== Job ==
Count every line that includes the string "this" in the entries that follow. Nothing besides the number is needed.

== Provided information ==
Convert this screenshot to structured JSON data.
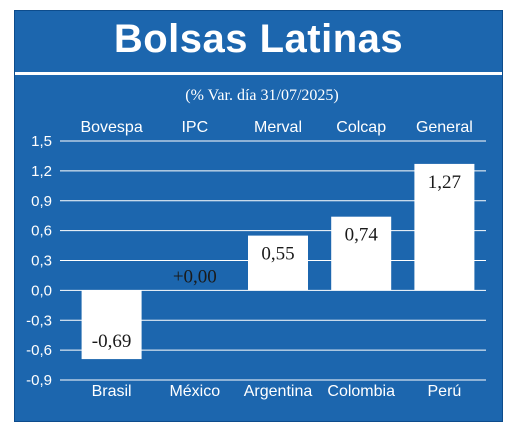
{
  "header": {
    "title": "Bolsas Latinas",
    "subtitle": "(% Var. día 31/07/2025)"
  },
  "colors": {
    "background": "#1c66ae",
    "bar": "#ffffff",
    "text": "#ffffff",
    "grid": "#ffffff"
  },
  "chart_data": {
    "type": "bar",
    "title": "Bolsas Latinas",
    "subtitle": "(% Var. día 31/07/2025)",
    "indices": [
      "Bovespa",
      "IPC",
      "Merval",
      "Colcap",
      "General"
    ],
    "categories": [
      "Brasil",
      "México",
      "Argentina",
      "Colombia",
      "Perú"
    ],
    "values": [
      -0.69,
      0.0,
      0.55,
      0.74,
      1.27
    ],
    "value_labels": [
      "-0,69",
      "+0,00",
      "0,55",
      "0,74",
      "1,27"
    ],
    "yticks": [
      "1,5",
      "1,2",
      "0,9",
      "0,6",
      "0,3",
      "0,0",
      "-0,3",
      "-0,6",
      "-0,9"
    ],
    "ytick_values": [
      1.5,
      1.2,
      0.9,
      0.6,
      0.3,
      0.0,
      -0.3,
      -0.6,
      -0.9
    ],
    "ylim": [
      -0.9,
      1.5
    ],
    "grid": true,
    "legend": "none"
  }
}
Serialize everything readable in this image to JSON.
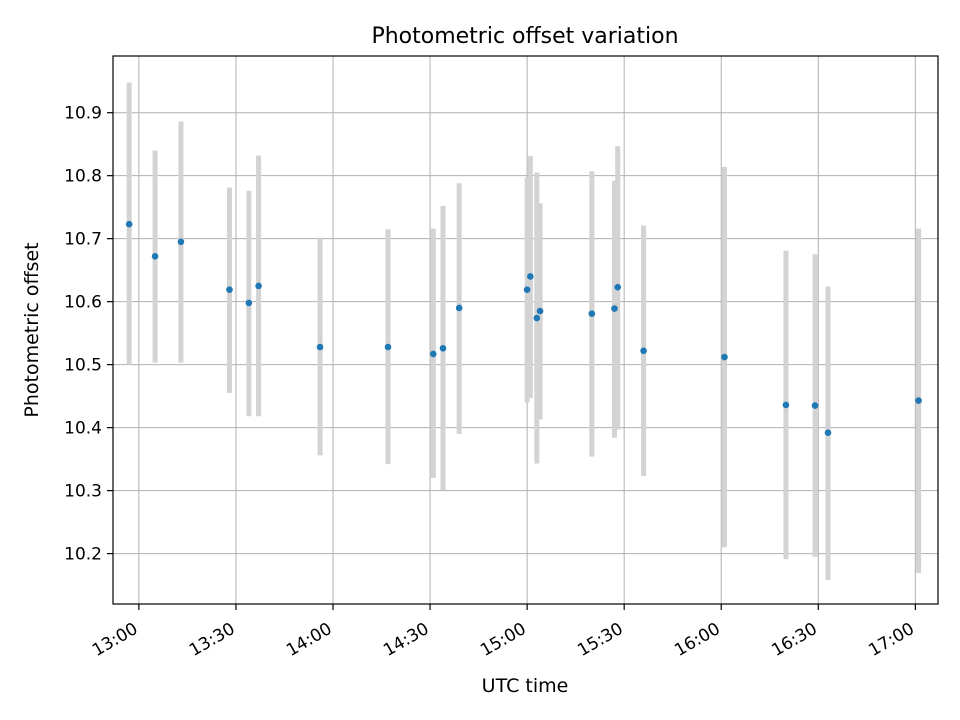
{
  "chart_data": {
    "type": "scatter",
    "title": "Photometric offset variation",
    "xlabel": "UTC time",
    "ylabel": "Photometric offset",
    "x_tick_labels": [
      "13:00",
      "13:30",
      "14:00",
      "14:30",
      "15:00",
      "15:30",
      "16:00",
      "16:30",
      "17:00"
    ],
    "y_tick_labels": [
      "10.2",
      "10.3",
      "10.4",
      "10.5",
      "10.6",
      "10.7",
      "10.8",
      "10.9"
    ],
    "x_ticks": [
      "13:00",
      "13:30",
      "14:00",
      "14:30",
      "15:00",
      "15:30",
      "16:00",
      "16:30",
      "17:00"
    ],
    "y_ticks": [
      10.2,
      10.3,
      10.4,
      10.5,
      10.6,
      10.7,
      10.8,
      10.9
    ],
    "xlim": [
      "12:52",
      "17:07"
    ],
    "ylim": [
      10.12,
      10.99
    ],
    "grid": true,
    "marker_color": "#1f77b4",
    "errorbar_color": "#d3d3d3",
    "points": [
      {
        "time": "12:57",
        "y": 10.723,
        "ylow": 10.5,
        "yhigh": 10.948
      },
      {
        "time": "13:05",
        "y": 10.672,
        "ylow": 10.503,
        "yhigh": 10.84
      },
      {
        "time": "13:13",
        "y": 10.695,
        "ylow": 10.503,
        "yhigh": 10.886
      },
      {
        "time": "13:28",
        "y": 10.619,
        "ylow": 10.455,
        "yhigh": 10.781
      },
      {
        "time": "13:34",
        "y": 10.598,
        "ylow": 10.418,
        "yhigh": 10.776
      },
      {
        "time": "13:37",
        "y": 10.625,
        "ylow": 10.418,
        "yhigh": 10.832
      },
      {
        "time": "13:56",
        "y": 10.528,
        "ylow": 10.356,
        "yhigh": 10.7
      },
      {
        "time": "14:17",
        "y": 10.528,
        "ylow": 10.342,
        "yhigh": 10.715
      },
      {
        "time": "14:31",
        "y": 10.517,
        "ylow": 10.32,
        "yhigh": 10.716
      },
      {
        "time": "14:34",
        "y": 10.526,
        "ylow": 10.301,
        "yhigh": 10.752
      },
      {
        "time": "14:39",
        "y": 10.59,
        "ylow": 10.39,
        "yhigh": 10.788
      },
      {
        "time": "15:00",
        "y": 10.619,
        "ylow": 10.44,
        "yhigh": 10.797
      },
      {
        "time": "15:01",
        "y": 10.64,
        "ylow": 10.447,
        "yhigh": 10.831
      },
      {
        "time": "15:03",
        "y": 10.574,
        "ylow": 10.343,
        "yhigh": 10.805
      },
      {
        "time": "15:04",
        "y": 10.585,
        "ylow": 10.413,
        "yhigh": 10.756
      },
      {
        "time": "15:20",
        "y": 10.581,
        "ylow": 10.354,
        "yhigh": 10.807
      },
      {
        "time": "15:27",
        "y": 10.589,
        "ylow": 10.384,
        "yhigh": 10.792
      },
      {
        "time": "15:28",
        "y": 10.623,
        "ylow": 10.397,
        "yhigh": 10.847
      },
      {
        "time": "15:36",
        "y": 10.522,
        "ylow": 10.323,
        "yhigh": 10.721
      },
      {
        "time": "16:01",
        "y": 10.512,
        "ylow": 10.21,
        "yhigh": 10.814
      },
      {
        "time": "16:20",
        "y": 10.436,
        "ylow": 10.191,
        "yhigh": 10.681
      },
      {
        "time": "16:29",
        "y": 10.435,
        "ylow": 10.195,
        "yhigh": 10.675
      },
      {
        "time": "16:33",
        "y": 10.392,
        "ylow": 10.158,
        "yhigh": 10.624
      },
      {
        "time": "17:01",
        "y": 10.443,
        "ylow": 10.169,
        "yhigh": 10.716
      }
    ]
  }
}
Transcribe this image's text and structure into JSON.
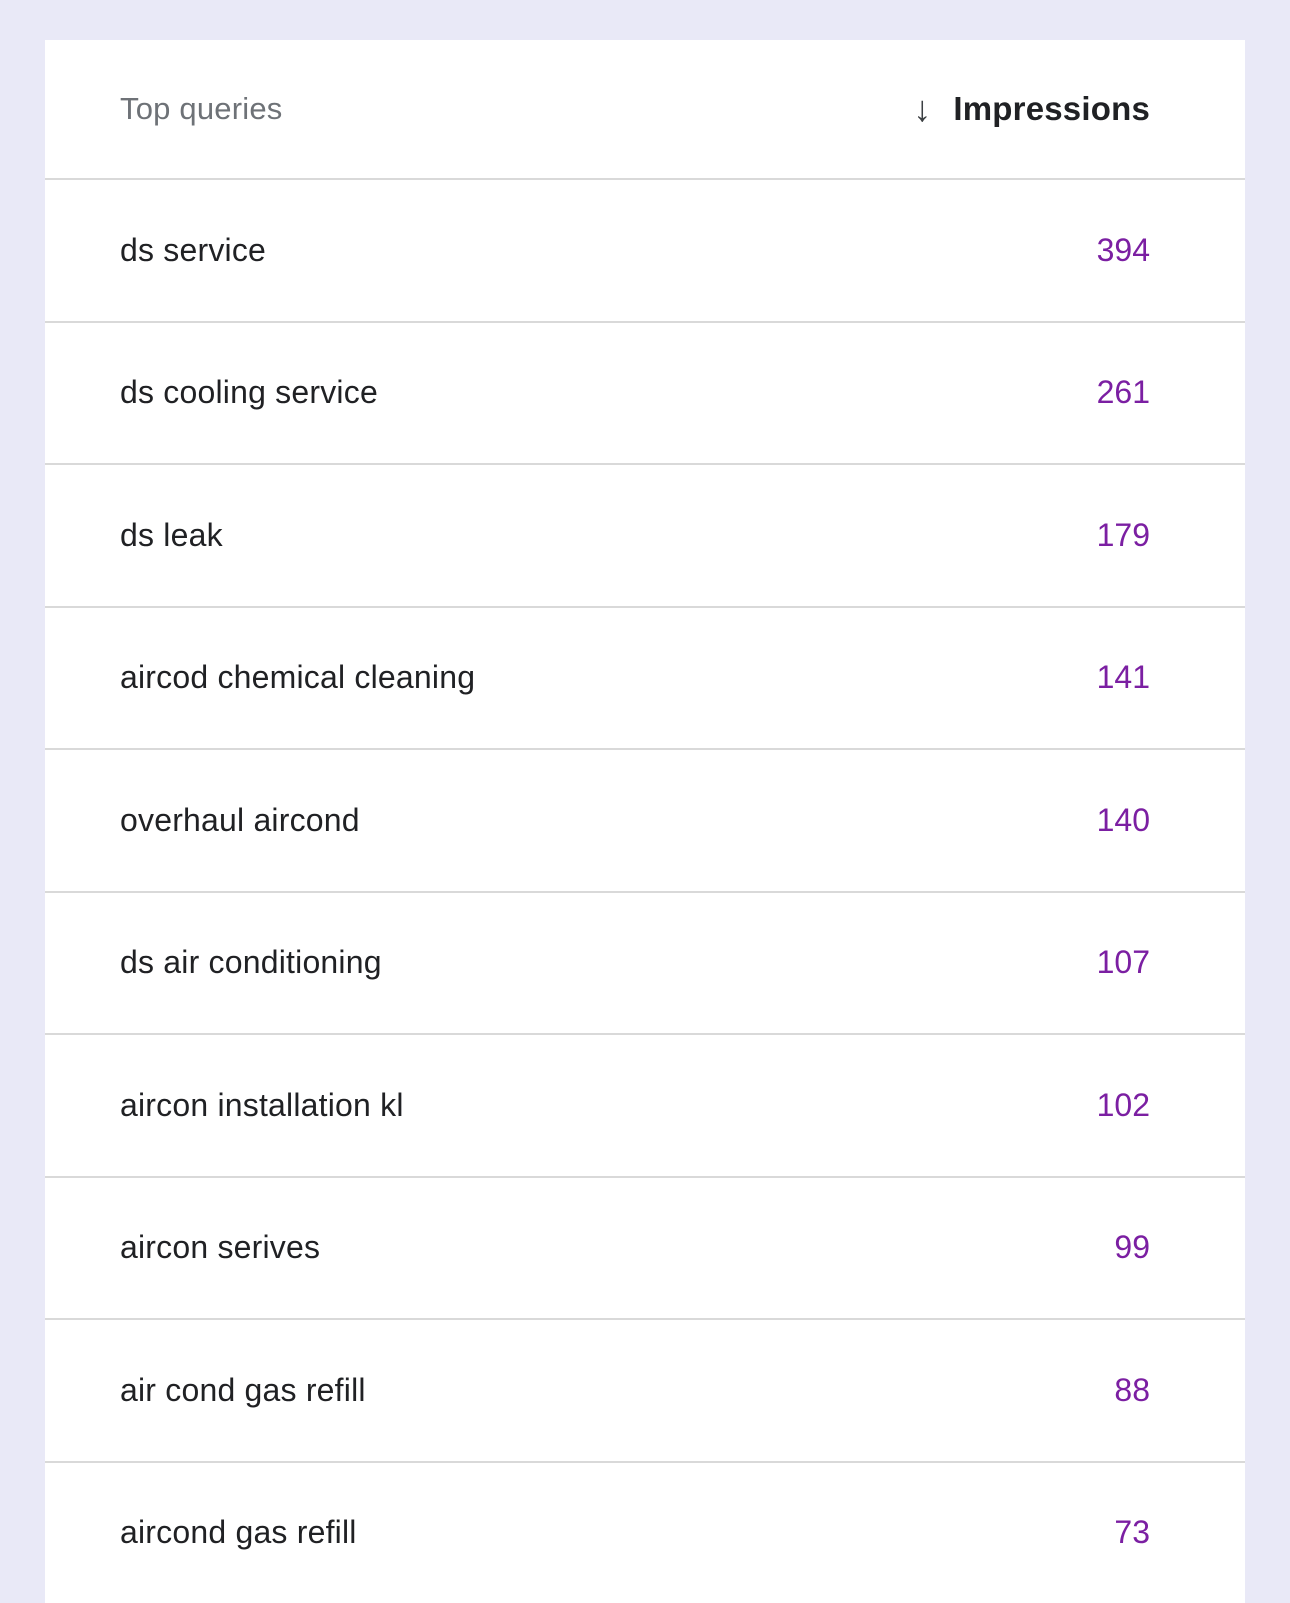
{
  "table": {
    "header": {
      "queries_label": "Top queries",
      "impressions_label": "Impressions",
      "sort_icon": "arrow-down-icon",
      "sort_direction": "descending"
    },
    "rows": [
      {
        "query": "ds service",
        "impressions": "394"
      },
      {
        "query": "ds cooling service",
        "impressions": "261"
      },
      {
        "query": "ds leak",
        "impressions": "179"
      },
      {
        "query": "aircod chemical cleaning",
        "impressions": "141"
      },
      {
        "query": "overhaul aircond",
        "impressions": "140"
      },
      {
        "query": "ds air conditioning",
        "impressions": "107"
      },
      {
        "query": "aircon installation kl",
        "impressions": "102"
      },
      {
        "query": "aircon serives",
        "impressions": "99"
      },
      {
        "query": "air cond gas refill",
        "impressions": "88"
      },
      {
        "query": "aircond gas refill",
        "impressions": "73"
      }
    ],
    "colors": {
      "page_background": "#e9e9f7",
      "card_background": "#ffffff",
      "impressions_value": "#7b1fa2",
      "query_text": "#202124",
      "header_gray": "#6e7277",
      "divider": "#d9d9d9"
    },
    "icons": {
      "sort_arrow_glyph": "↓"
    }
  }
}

== Correct answer ==
3